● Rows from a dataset

+++++

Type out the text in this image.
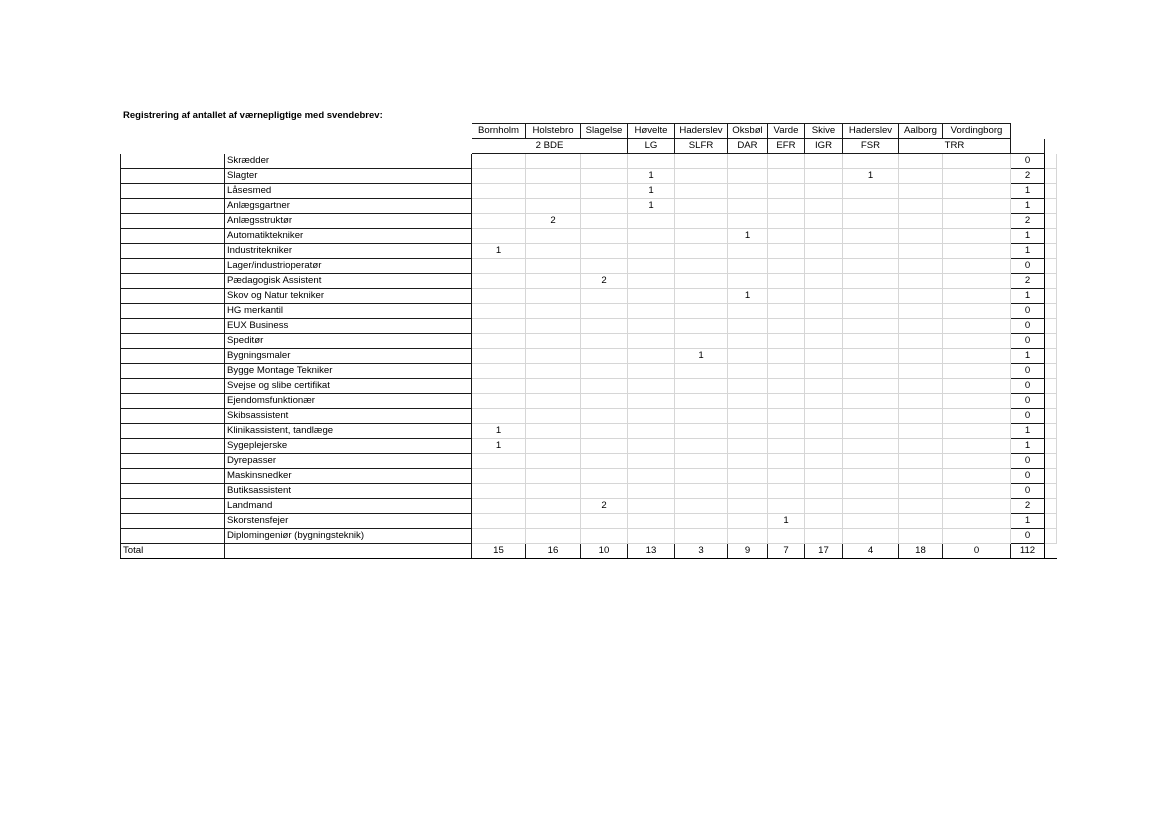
Registrering af antallet af værnepligtige med svendebrev:
		Bornholm	Holstebro	Slagelse	Høvelte	Haderslev	Oksbøl	Varde	Skive	Haderslev	Aalborg	Vordingborg		
		2 BDE			LG	SLFR	DAR	EFR	IGR	FSR	TRR			
	Skrædder												0	
	Slagter				1					1			2	
	Låsesmed				1								1	
	Anlægsgartner				1								1	
	Anlægsstruktør		2										2	
	Automatiktekniker						1						1	
	Industritekniker	1											1	
	Lager/industrioperatør												0	
	Pædagogisk Assistent			2									2	
	Skov og Natur tekniker						1						1	
	HG merkantil												0	
	EUX Business												0	
	Speditør												0	
	Bygningsmaler					1							1	
	Bygge Montage Tekniker												0	
	Svejse og slibe certifikat												0	
	Ejendomsfunktionær												0	
	Skibsassistent												0	
	Klinikassistent, tandlæge	1											1	
	Sygeplejerske	1											1	
	Dyrepasser												0	
	Maskinsnedker												0	
	Butiksassistent												0	
	Landmand			2									2	
	Skorstensfejer							1					1	
	Diplomingeniør (bygningsteknik)												0	
Total		15	16	10	13	3	9	7	17	4	18	0	112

+++++

● WHAT THE TASK ASKS
Strip out the pictures and quote the remaining data word for word.

● EXERCISE OUTPUT
Type out the text in this image.
Registrering af antallet af værnepligtige med svendebrev:
		Bornholm	Holstebro	Slagelse	Høvelte	Haderslev	Oksbøl	Varde	Skive	Haderslev	Aalborg	Vordingborg		
		2 BDE			LG	SLFR	DAR	EFR	IGR	FSR	TRR			
	Skrædder												0	
	Slagter				1					1			2	
	Låsesmed				1								1	
	Anlægsgartner				1								1	
	Anlægsstruktør		2										2	
	Automatiktekniker						1						1	
	Industritekniker	1											1	
	Lager/industrioperatør												0	
	Pædagogisk Assistent			2									2	
	Skov og Natur tekniker						1						1	
	HG merkantil												0	
	EUX Business												0	
	Speditør												0	
	Bygningsmaler					1							1	
	Bygge Montage Tekniker												0	
	Svejse og slibe certifikat												0	
	Ejendomsfunktionær												0	
	Skibsassistent												0	
	Klinikassistent, tandlæge	1											1	
	Sygeplejerske	1											1	
	Dyrepasser												0	
	Maskinsnedker												0	
	Butiksassistent												0	
	Landmand			2									2	
	Skorstensfejer							1					1	
	Diplomingeniør (bygningsteknik)												0	
Total		15	16	10	13	3	9	7	17	4	18	0	112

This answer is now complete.